» **Challenge**
Copy every line from the data below in which the string "this" can be found.
┌────────
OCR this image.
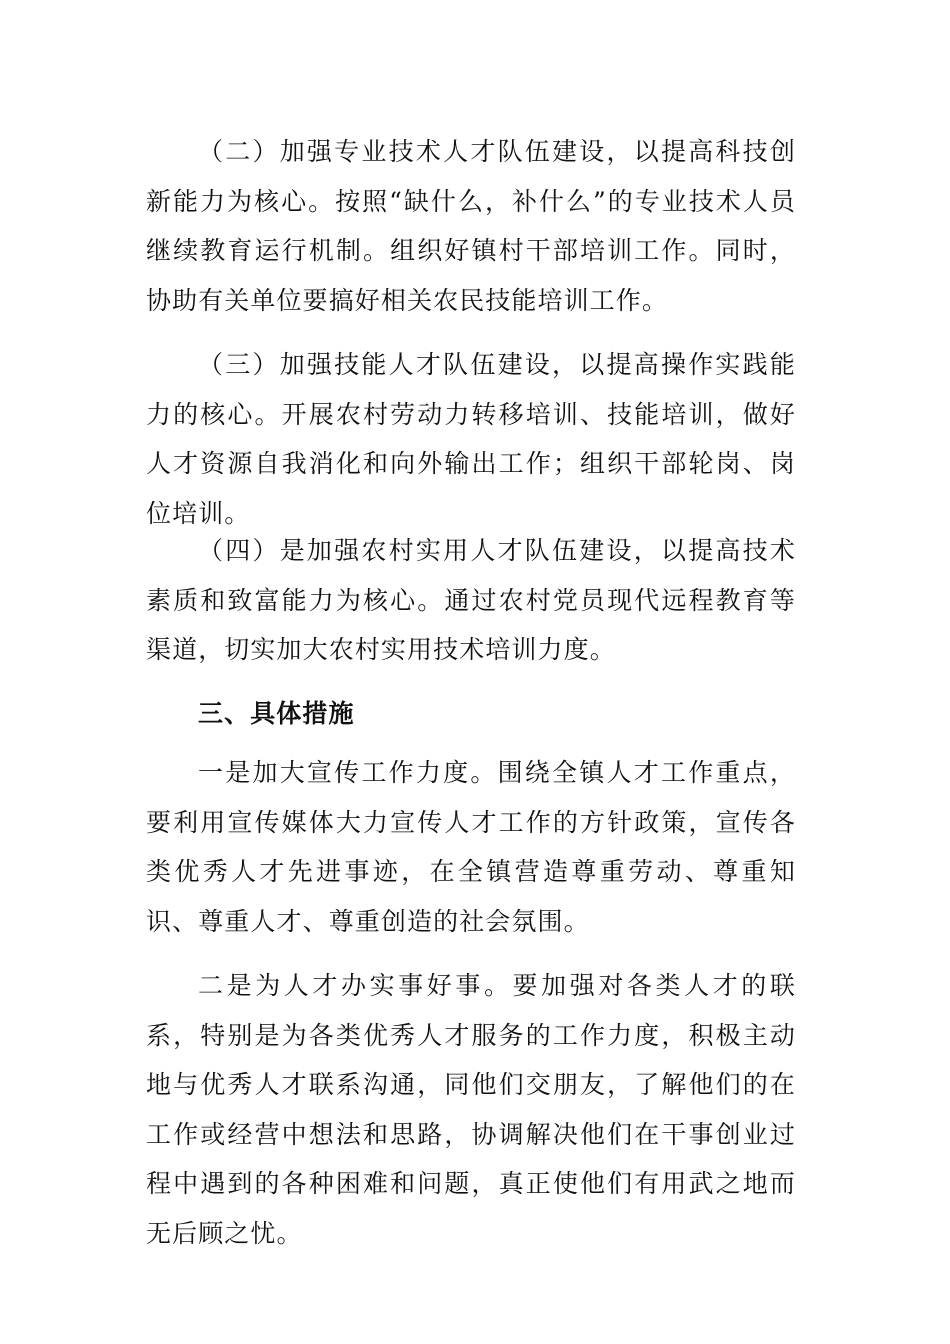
（二）加强专业技术人才队伍建设，以提高科技创新能力为核心。按照“缺什么，补什么”的专业技术人员继续教育运行机制。组织好镇村干部培训工作。同时，协助有关单位要搞好相关农民技能培训工作。

（三）加强技能人才队伍建设，以提高操作实践能力的核心。开展农村劳动力转移培训、技能培训，做好人才资源自我消化和向外输出工作；组织干部轮岗、岗位培训。

（四）是加强农村实用人才队伍建设，以提高技术素质和致富能力为核心。通过农村党员现代远程教育等渠道，切实加大农村实用技术培训力度。

三、具体措施

一是加大宣传工作力度。围绕全镇人才工作重点，要利用宣传媒体大力宣传人才工作的方针政策，宣传各类优秀人才先进事迹，在全镇营造尊重劳动、尊重知识、尊重人才、尊重创造的社会氛围。

二是为人才办实事好事。要加强对各类人才的联系，特别是为各类优秀人才服务的工作力度，积极主动地与优秀人才联系沟通，同他们交朋友，了解他们的在工作或经营中想法和思路，协调解决他们在干事创业过程中遇到的各种困难和问题，真正使他们有用武之地而无后顾之忧。
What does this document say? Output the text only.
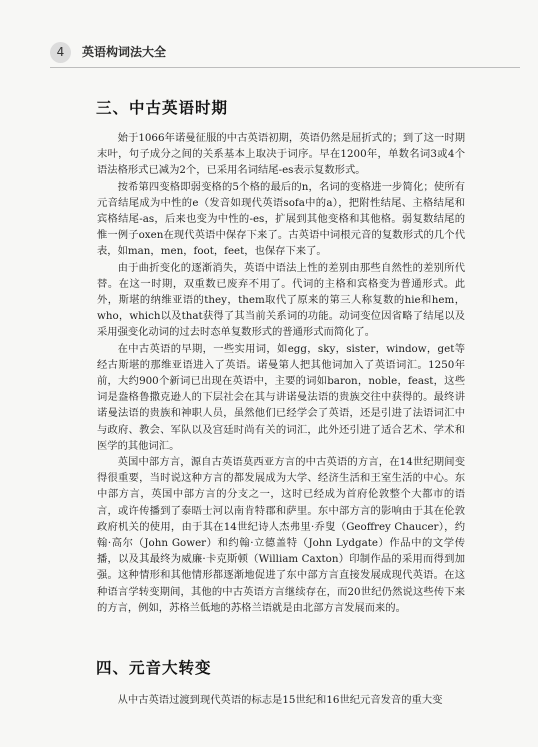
4	英语构词法大全
三、中古英语时期

始于1066年诺曼征服的中古英语初期，英语仍然是屈折式的；到了这一时期末叶，句子成分之间的关系基本上取决于词序。早在1200年，单数名词3或4个语法格形式已减为2个，已采用名词结尾-es表示复数形式。

按希第四变格即弱变格的5个格的最后的n，名词的变格进一步简化；使所有元音结尾成为中性的e（发音如现代英语sofa中的a），把附性结尾、主格结尾和宾格结尾-as，后来也变为中性的-es，扩展到其他变格和其他格。弱复数结尾的惟一例子oxen在现代英语中保存下来了。古英语中词根元音的复数形式的几个代表，如man，men，foot，feet，也保存下来了。

由于曲折变化的逐渐消失，英语中语法上性的差别由那些自然性的差别所代替。在这一时期，双重数已废弃不用了。代词的主格和宾格变为普通形式。此外，斯堪的纳维亚语的they，them取代了原来的第三人称复数的hie和hem，who，which以及that获得了其当前关系词的功能。动词变位因省略了结尾以及采用强变化动词的过去时态单复数形式的普通形式而简化了。

在中古英语的早期，一些实用词，如egg，sky，sister，window，get等经古斯堪的那维亚语进入了英语。诺曼第人把其他词加入了英语词汇。1250年前，大约900个新词已出现在英语中，主要的词如baron，noble，feast，这些词是盎格鲁撒克逊人的下层社会在其与讲诺曼法语的贵族交往中获得的。最终讲诺曼法语的贵族和神职人员，虽然他们已经学会了英语，还是引进了法语词汇中与政府、教会、军队以及宫廷时尚有关的词汇，此外还引进了适合艺术、学术和医学的其他词汇。

英国中部方言，源自古英语莫西亚方言的中古英语的方言，在14世纪期间变得很重要，当时说这种方言的都发展成为大学、经济生活和王室生活的中心。东中部方言，英国中部方言的分支之一，这时已经成为首府伦敦整个大都市的语言，或许传播到了泰晤士河以南肯特郡和萨里。东中部方言的影响由于其在伦敦政府机关的使用，由于其在14世纪诗人杰弗里·乔叟（Geoffrey Chaucer），约翰·高尔（John Gower）和约翰·立德盖特（John Lydgate）作品中的文学传播，以及其最终为威廉·卡克斯顿（William Caxton）印制作品的采用而得到加强。这种情形和其他情形都逐渐地促进了东中部方言直接发展成现代英语。在这种语言学转变期间，其他的中古英语方言继续存在，而20世纪仍然说这些传下来的方言，例如，苏格兰低地的苏格兰语就是由北部方言发展而来的。

四、元音大转变

从中古英语过渡到现代英语的标志是15世纪和16世纪元音发音的重大变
└────────
» **Written reply**
OCR this image.
What does this document say? Output the text only.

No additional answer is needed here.